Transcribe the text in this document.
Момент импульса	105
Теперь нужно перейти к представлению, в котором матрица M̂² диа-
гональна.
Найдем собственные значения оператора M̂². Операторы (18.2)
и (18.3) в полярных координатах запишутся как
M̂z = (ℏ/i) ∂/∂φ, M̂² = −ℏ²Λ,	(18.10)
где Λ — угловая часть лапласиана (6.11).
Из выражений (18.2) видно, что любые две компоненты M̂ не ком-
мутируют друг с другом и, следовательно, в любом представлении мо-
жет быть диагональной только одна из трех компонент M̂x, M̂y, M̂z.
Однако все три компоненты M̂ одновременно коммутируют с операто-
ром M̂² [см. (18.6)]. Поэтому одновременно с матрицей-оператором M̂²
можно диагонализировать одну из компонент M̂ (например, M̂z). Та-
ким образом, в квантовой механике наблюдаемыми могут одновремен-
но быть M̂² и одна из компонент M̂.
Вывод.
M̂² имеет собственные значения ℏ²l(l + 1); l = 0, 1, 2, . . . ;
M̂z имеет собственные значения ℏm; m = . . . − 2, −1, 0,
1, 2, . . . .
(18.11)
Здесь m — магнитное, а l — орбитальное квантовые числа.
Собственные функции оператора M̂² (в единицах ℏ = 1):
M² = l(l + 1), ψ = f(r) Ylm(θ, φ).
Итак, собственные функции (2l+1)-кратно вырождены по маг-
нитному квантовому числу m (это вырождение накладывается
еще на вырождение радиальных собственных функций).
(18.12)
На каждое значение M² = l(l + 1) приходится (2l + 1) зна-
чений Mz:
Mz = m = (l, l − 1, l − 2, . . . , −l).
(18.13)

- [Goal]: Retype the material in full. Each word must match.

- [Output for this exercise]:
Transcribe the text in this document.
Момент импульса	105
Теперь нужно перейти к представлению, в котором матрица M̂² диа-
гональна.
Найдем собственные значения оператора M̂². Операторы (18.2)
и (18.3) в полярных координатах запишутся как
M̂z = (ℏ/i) ∂/∂φ, M̂² = −ℏ²Λ,	(18.10)
где Λ — угловая часть лапласиана (6.11).
Из выражений (18.2) видно, что любые две компоненты M̂ не ком-
мутируют друг с другом и, следовательно, в любом представлении мо-
жет быть диагональной только одна из трех компонент M̂x, M̂y, M̂z.
Однако все три компоненты M̂ одновременно коммутируют с операто-
ром M̂² [см. (18.6)]. Поэтому одновременно с матрицей-оператором M̂²
можно диагонализировать одну из компонент M̂ (например, M̂z). Та-
ким образом, в квантовой механике наблюдаемыми могут одновремен-
но быть M̂² и одна из компонент M̂.
Вывод.
M̂² имеет собственные значения ℏ²l(l + 1); l = 0, 1, 2, . . . ;
M̂z имеет собственные значения ℏm; m = . . . − 2, −1, 0,
1, 2, . . . .
(18.11)
Здесь m — магнитное, а l — орбитальное квантовые числа.
Собственные функции оператора M̂² (в единицах ℏ = 1):
M² = l(l + 1), ψ = f(r) Ylm(θ, φ).
Итак, собственные функции (2l+1)-кратно вырождены по маг-
нитному квантовому числу m (это вырождение накладывается
еще на вырождение радиальных собственных функций).
(18.12)
На каждое значение M² = l(l + 1) приходится (2l + 1) зна-
чений Mz:
Mz = m = (l, l − 1, l − 2, . . . , −l).
(18.13)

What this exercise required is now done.